-- Begin STORED RECORDS --

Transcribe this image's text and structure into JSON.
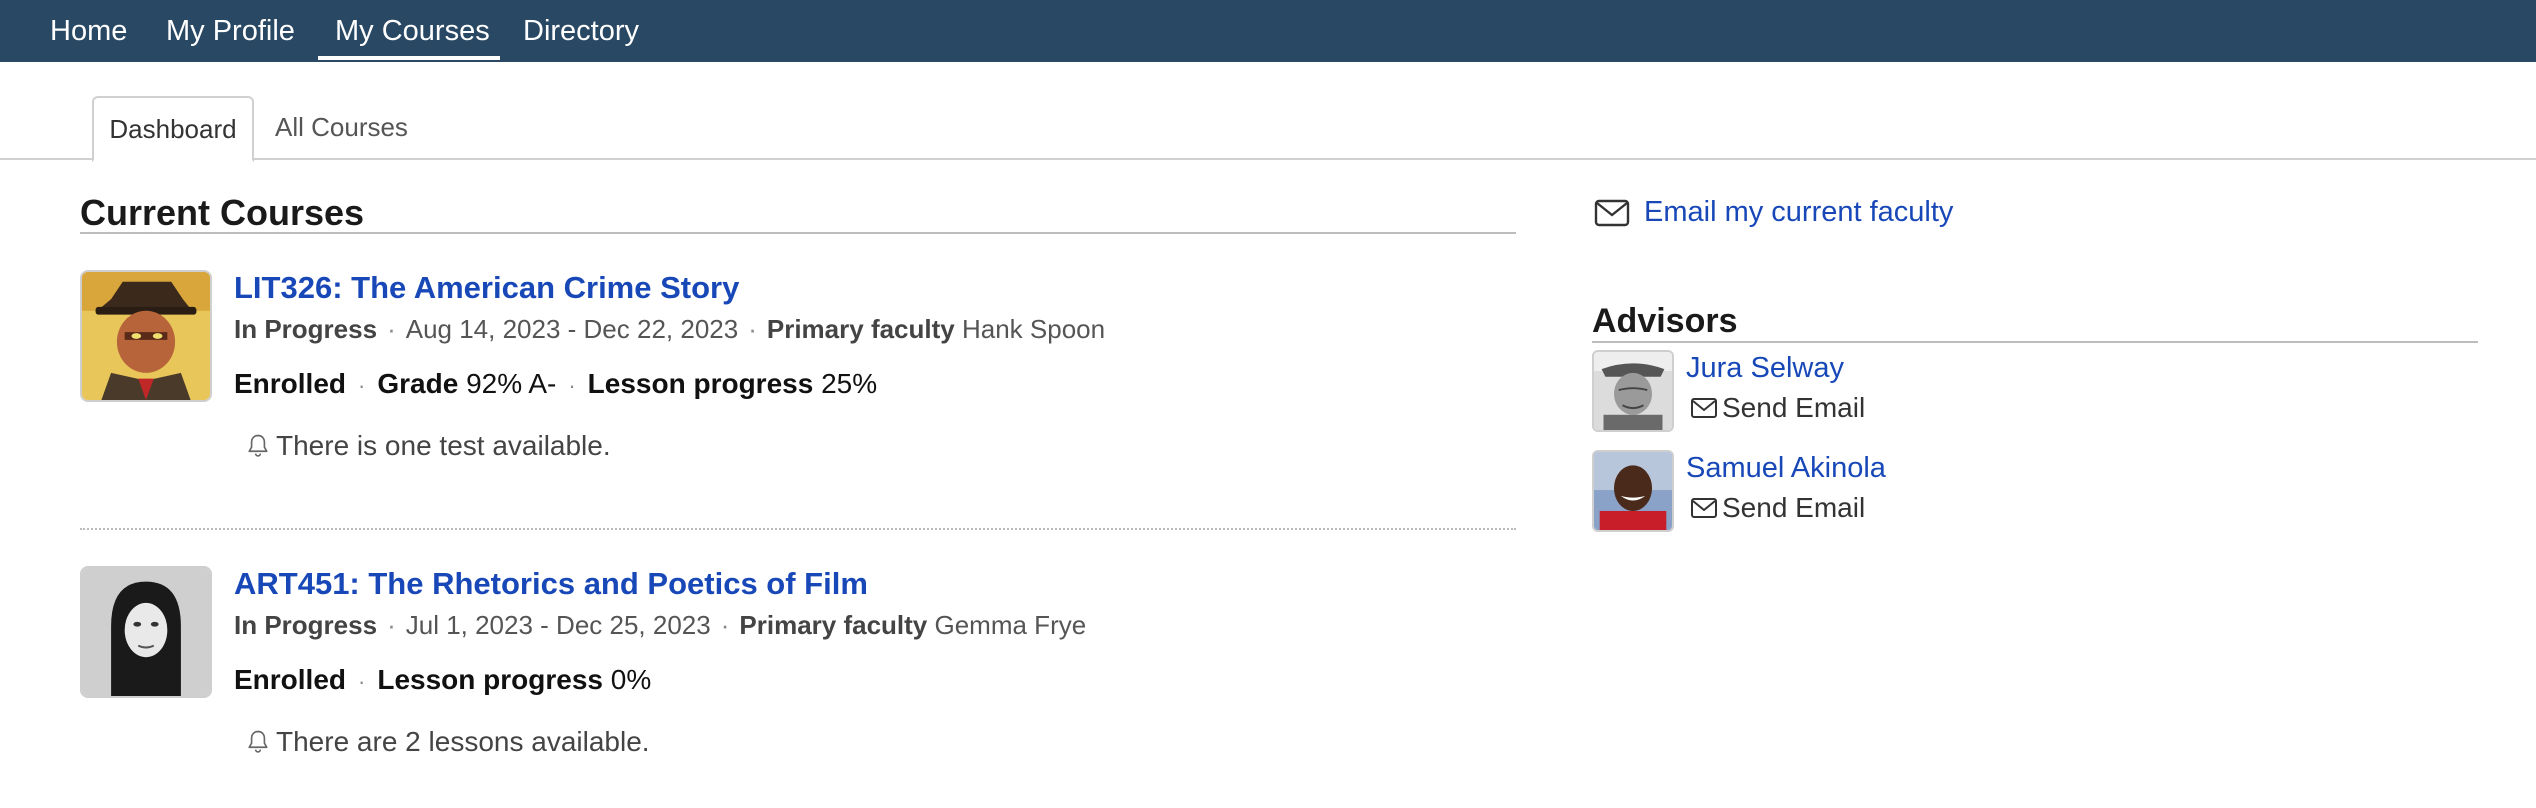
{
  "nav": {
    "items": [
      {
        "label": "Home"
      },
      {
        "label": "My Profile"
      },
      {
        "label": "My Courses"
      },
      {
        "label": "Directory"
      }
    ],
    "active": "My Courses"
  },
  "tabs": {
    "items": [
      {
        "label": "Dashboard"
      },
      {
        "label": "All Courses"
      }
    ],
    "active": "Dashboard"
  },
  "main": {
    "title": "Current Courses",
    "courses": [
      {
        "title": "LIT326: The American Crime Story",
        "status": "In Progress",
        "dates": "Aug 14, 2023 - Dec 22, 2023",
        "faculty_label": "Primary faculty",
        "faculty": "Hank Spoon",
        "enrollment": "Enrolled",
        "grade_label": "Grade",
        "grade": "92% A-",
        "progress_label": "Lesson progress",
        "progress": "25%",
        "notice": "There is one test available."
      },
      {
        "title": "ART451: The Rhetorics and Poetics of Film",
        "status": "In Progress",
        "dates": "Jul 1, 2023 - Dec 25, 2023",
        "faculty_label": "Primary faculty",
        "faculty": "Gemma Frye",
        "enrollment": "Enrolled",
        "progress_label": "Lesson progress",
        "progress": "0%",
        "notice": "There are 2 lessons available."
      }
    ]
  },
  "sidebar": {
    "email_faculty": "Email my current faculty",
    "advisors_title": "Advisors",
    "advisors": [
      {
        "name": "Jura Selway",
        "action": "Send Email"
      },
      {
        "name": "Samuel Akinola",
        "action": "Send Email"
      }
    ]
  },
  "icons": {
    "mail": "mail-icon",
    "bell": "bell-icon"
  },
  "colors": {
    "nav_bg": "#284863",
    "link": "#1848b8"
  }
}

-- End STORED RECORDS --

▸ EXERCISE DETAILS:
Show the lines where the word "active" appears in the entries.

▸ EXERCISE RESPONSE:
    "active": "My Courses"
    "active": "Dashboard"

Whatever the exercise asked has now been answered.